→ **What is needed**
Look for "slide" in the listing below. Gather each line that contains it.

_ _ _ _ _

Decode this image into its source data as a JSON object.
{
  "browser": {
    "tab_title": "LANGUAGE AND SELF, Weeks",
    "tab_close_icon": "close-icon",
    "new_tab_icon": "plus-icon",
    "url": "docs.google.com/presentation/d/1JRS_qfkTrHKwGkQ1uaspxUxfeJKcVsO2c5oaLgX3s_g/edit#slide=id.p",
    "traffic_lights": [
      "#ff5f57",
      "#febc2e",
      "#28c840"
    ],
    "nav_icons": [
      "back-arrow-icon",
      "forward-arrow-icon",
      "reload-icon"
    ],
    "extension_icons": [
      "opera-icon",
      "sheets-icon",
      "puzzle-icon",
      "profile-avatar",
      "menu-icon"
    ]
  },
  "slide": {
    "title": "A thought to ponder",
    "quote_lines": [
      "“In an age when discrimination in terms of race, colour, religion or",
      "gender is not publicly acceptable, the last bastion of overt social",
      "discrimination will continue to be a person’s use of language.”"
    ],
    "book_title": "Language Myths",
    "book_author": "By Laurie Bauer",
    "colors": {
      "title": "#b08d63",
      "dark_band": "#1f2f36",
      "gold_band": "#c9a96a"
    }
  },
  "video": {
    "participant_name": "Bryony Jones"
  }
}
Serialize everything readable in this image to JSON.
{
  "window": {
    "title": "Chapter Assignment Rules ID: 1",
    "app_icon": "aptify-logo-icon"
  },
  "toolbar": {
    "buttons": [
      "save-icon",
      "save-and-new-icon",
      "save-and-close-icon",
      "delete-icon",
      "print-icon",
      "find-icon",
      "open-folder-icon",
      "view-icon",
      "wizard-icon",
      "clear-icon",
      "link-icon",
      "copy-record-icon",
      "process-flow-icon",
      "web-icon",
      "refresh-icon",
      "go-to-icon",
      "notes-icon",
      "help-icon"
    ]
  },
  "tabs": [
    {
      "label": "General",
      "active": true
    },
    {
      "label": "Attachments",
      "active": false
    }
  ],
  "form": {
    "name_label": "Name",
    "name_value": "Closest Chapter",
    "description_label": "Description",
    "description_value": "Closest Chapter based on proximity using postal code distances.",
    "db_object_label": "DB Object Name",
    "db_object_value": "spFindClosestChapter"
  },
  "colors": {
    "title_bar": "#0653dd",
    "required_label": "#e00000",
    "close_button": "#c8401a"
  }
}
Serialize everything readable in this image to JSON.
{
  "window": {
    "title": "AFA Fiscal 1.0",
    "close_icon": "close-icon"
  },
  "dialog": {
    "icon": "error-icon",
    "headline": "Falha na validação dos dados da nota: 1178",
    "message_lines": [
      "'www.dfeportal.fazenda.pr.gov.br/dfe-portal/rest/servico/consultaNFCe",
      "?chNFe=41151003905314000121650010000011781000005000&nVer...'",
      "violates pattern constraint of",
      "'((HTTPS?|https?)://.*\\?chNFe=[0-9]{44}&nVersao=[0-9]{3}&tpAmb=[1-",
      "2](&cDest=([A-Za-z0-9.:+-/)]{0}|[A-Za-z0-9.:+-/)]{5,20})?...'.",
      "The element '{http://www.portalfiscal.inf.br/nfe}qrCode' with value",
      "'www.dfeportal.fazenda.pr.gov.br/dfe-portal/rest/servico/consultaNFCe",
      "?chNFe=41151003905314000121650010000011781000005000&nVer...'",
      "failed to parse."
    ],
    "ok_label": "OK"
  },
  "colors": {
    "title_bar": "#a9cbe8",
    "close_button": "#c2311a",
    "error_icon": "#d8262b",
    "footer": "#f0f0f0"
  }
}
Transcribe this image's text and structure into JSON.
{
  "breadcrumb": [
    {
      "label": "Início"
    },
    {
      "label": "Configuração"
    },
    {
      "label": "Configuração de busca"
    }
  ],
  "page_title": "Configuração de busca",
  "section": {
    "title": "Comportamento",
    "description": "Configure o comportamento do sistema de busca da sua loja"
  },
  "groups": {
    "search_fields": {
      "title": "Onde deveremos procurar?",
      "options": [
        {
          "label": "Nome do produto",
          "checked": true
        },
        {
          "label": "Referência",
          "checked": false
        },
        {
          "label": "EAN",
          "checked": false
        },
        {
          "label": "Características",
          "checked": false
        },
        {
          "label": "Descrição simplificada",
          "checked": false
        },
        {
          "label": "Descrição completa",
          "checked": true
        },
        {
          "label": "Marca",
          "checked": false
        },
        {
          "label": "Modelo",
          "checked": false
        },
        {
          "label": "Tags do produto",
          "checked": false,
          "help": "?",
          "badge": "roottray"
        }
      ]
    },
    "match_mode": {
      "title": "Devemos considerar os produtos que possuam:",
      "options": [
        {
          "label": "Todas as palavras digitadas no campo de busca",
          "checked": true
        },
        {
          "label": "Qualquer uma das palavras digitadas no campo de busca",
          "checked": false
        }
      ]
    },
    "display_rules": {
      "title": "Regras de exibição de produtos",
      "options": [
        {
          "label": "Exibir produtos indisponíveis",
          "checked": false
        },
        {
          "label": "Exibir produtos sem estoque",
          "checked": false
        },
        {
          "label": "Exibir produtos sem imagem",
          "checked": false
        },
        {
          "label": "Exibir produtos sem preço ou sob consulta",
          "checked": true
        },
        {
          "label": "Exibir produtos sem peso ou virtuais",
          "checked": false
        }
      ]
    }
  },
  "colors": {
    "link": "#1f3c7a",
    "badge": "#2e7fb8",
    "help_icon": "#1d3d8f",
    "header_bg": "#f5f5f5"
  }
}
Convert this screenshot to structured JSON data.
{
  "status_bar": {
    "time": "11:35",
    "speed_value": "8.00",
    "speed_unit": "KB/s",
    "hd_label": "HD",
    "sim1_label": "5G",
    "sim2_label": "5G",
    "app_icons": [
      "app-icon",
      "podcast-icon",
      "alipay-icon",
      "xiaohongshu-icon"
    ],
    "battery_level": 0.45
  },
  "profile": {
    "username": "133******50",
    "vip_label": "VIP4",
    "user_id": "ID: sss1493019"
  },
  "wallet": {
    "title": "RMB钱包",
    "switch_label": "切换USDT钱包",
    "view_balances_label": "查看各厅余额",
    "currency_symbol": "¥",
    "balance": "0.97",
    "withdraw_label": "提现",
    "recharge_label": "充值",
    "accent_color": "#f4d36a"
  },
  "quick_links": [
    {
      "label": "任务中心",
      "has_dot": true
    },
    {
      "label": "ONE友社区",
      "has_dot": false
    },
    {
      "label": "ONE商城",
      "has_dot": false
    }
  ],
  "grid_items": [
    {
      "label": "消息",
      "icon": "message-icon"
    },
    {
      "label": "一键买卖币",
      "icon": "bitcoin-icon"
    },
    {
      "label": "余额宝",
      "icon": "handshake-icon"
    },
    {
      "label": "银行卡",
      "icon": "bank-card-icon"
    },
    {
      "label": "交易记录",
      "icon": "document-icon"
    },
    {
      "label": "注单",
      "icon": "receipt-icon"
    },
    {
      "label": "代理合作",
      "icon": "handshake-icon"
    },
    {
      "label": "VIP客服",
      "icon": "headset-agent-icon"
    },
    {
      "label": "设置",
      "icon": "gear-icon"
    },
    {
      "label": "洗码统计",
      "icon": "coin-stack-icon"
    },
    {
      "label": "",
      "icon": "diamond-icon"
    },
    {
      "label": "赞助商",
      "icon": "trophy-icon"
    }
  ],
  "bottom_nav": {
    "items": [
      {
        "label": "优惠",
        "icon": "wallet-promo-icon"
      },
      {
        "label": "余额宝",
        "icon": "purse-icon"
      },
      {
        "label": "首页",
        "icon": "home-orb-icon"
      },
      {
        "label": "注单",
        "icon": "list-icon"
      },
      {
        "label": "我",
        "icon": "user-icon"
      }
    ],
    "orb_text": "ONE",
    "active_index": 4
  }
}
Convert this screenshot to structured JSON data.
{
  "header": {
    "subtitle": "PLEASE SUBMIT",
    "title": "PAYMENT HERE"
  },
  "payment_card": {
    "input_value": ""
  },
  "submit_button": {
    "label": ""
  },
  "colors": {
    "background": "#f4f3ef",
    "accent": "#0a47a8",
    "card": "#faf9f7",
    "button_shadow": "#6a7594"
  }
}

_ _ _ _ _

→ **Answer to the problem**
    "url": "docs.google.com/presentation/d/1JRS_qfkTrHKwGkQ1uaspxUxfeJKcVsO2c5oaLgX3s_g/edit#slide=id.p",
  "slide": {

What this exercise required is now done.